Problem details: Copy all the material that follows, keeping every character the same.
━━━ Raw data ━━━
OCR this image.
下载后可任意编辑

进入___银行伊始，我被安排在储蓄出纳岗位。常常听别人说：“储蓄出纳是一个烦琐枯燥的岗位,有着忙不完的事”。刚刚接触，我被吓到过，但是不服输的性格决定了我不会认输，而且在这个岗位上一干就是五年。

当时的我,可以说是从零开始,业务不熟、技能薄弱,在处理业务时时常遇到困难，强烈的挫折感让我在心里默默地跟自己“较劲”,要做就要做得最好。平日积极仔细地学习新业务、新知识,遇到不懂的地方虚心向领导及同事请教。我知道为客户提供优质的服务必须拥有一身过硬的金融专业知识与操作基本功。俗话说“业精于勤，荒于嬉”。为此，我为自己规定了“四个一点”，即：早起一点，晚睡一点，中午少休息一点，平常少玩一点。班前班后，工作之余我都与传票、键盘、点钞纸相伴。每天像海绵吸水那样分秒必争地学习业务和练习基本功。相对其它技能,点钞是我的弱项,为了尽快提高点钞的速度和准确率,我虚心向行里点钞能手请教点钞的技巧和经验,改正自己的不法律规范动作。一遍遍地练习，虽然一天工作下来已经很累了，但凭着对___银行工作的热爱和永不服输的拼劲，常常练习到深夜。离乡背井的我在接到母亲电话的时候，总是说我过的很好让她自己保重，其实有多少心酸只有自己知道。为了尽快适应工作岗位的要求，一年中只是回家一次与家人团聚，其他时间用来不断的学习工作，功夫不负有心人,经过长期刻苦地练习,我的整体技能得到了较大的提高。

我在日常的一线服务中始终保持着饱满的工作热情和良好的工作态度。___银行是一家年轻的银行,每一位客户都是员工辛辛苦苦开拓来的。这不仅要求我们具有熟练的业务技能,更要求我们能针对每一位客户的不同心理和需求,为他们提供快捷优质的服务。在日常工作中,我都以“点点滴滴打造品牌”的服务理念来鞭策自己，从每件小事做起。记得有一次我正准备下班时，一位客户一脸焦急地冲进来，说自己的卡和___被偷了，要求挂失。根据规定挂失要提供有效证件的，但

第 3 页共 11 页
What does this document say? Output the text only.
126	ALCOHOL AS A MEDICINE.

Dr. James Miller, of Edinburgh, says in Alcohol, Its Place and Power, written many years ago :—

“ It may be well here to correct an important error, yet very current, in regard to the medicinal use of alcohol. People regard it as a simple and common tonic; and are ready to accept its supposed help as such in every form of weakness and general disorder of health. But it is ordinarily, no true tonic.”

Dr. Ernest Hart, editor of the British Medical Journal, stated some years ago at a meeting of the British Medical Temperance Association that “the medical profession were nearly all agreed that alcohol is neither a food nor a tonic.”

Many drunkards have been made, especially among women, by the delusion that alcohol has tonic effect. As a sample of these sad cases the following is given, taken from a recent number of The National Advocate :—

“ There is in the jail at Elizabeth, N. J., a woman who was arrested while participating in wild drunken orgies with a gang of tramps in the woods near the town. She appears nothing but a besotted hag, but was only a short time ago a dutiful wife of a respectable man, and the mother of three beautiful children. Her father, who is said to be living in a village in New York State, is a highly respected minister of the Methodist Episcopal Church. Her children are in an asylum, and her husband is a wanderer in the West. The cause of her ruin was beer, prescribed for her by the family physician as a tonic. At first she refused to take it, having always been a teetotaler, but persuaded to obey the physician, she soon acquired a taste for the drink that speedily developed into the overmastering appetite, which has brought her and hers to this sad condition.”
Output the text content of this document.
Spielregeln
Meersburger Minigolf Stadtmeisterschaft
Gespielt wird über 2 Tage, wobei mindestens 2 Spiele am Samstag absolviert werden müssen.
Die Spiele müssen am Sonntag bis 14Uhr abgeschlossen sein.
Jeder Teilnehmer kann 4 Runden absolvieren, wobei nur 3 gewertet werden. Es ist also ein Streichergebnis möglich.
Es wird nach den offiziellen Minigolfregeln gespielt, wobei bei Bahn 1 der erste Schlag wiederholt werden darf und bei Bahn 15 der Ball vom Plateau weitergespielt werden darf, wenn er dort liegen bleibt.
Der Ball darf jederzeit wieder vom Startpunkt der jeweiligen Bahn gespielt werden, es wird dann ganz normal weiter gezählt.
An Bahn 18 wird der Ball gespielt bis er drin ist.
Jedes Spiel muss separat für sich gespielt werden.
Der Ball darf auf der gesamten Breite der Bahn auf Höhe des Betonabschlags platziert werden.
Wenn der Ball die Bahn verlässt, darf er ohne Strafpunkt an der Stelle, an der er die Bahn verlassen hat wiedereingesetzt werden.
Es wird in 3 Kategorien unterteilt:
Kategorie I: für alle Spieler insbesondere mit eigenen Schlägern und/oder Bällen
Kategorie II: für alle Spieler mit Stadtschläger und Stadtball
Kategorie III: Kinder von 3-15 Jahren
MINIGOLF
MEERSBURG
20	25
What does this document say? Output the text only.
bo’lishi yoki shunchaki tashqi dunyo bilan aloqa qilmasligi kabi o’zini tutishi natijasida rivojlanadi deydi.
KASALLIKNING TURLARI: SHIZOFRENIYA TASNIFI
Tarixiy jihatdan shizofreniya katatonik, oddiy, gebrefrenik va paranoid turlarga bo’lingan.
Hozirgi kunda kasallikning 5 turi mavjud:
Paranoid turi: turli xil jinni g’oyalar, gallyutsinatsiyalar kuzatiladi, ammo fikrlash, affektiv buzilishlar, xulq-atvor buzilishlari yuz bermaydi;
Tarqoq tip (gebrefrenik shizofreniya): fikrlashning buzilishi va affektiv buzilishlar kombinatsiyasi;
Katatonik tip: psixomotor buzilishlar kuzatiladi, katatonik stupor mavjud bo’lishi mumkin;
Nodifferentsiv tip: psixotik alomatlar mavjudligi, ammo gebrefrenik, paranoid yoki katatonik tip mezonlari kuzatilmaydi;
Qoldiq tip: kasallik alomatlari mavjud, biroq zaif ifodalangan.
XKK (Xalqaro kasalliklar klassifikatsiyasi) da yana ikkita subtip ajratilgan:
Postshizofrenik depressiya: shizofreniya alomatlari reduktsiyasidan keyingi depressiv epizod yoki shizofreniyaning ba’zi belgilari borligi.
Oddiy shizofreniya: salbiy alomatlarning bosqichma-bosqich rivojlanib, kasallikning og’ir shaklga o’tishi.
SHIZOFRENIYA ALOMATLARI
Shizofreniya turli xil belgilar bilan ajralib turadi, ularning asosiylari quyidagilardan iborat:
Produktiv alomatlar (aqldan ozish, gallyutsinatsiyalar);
━━━
Exercise answer:
OCR this image.
下载后可任意编辑

进入___银行伊始，我被安排在储蓄出纳岗位。常常听别人说：“储蓄出纳是一个烦琐枯燥的岗位,有着忙不完的事”。刚刚接触，我被吓到过，但是不服输的性格决定了我不会认输，而且在这个岗位上一干就是五年。

当时的我,可以说是从零开始,业务不熟、技能薄弱,在处理业务时时常遇到困难，强烈的挫折感让我在心里默默地跟自己“较劲”,要做就要做得最好。平日积极仔细地学习新业务、新知识,遇到不懂的地方虚心向领导及同事请教。我知道为客户提供优质的服务必须拥有一身过硬的金融专业知识与操作基本功。俗话说“业精于勤，荒于嬉”。为此，我为自己规定了“四个一点”，即：早起一点，晚睡一点，中午少休息一点，平常少玩一点。班前班后，工作之余我都与传票、键盘、点钞纸相伴。每天像海绵吸水那样分秒必争地学习业务和练习基本功。相对其它技能,点钞是我的弱项,为了尽快提高点钞的速度和准确率,我虚心向行里点钞能手请教点钞的技巧和经验,改正自己的不法律规范动作。一遍遍地练习，虽然一天工作下来已经很累了，但凭着对___银行工作的热爱和永不服输的拼劲，常常练习到深夜。离乡背井的我在接到母亲电话的时候，总是说我过的很好让她自己保重，其实有多少心酸只有自己知道。为了尽快适应工作岗位的要求，一年中只是回家一次与家人团聚，其他时间用来不断的学习工作，功夫不负有心人,经过长期刻苦地练习,我的整体技能得到了较大的提高。

我在日常的一线服务中始终保持着饱满的工作热情和良好的工作态度。___银行是一家年轻的银行,每一位客户都是员工辛辛苦苦开拓来的。这不仅要求我们具有熟练的业务技能,更要求我们能针对每一位客户的不同心理和需求,为他们提供快捷优质的服务。在日常工作中,我都以“点点滴滴打造品牌”的服务理念来鞭策自己，从每件小事做起。记得有一次我正准备下班时，一位客户一脸焦急地冲进来，说自己的卡和___被偷了，要求挂失。根据规定挂失要提供有效证件的，但

第 3 页共 11 页
What does this document say? Output the text only.
126	ALCOHOL AS A MEDICINE.

Dr. James Miller, of Edinburgh, says in Alcohol, Its Place and Power, written many years ago :—

“ It may be well here to correct an important error, yet very current, in regard to the medicinal use of alcohol. People regard it as a simple and common tonic; and are ready to accept its supposed help as such in every form of weakness and general disorder of health. But it is ordinarily, no true tonic.”

Dr. Ernest Hart, editor of the British Medical Journal, stated some years ago at a meeting of the British Medical Temperance Association that “the medical profession were nearly all agreed that alcohol is neither a food nor a tonic.”

Many drunkards have been made, especially among women, by the delusion that alcohol has tonic effect. As a sample of these sad cases the following is given, taken from a recent number of The National Advocate :—

“ There is in the jail at Elizabeth, N. J., a woman who was arrested while participating in wild drunken orgies with a gang of tramps in the woods near the town. She appears nothing but a besotted hag, but was only a short time ago a dutiful wife of a respectable man, and the mother of three beautiful children. Her father, who is said to be living in a village in New York State, is a highly respected minister of the Methodist Episcopal Church. Her children are in an asylum, and her husband is a wanderer in the West. The cause of her ruin was beer, prescribed for her by the family physician as a tonic. At first she refused to take it, having always been a teetotaler, but persuaded to obey the physician, she soon acquired a taste for the drink that speedily developed into the overmastering appetite, which has brought her and hers to this sad condition.”
Output the text content of this document.
Spielregeln
Meersburger Minigolf Stadtmeisterschaft
Gespielt wird über 2 Tage, wobei mindestens 2 Spiele am Samstag absolviert werden müssen.
Die Spiele müssen am Sonntag bis 14Uhr abgeschlossen sein.
Jeder Teilnehmer kann 4 Runden absolvieren, wobei nur 3 gewertet werden. Es ist also ein Streichergebnis möglich.
Es wird nach den offiziellen Minigolfregeln gespielt, wobei bei Bahn 1 der erste Schlag wiederholt werden darf und bei Bahn 15 der Ball vom Plateau weitergespielt werden darf, wenn er dort liegen bleibt.
Der Ball darf jederzeit wieder vom Startpunkt der jeweiligen Bahn gespielt werden, es wird dann ganz normal weiter gezählt.
An Bahn 18 wird der Ball gespielt bis er drin ist.
Jedes Spiel muss separat für sich gespielt werden.
Der Ball darf auf der gesamten Breite der Bahn auf Höhe des Betonabschlags platziert werden.
Wenn der Ball die Bahn verlässt, darf er ohne Strafpunkt an der Stelle, an der er die Bahn verlassen hat wiedereingesetzt werden.
Es wird in 3 Kategorien unterteilt:
Kategorie I: für alle Spieler insbesondere mit eigenen Schlägern und/oder Bällen
Kategorie II: für alle Spieler mit Stadtschläger und Stadtball
Kategorie III: Kinder von 3-15 Jahren
MINIGOLF
MEERSBURG
20	25
What does this document say? Output the text only.
bo’lishi yoki shunchaki tashqi dunyo bilan aloqa qilmasligi kabi o’zini tutishi natijasida rivojlanadi deydi.
KASALLIKNING TURLARI: SHIZOFRENIYA TASNIFI
Tarixiy jihatdan shizofreniya katatonik, oddiy, gebrefrenik va paranoid turlarga bo’lingan.
Hozirgi kunda kasallikning 5 turi mavjud:
Paranoid turi: turli xil jinni g’oyalar, gallyutsinatsiyalar kuzatiladi, ammo fikrlash, affektiv buzilishlar, xulq-atvor buzilishlari yuz bermaydi;
Tarqoq tip (gebrefrenik shizofreniya): fikrlashning buzilishi va affektiv buzilishlar kombinatsiyasi;
Katatonik tip: psixomotor buzilishlar kuzatiladi, katatonik stupor mavjud bo’lishi mumkin;
Nodifferentsiv tip: psixotik alomatlar mavjudligi, ammo gebrefrenik, paranoid yoki katatonik tip mezonlari kuzatilmaydi;
Qoldiq tip: kasallik alomatlari mavjud, biroq zaif ifodalangan.
XKK (Xalqaro kasalliklar klassifikatsiyasi) da yana ikkita subtip ajratilgan:
Postshizofrenik depressiya: shizofreniya alomatlari reduktsiyasidan keyingi depressiv epizod yoki shizofreniyaning ba’zi belgilari borligi.
Oddiy shizofreniya: salbiy alomatlarning bosqichma-bosqich rivojlanib, kasallikning og’ir shaklga o’tishi.
SHIZOFRENIYA ALOMATLARI
Shizofreniya turli xil belgilar bilan ajralib turadi, ularning asosiylari quyidagilardan iborat:
Produktiv alomatlar (aqldan ozish, gallyutsinatsiyalar);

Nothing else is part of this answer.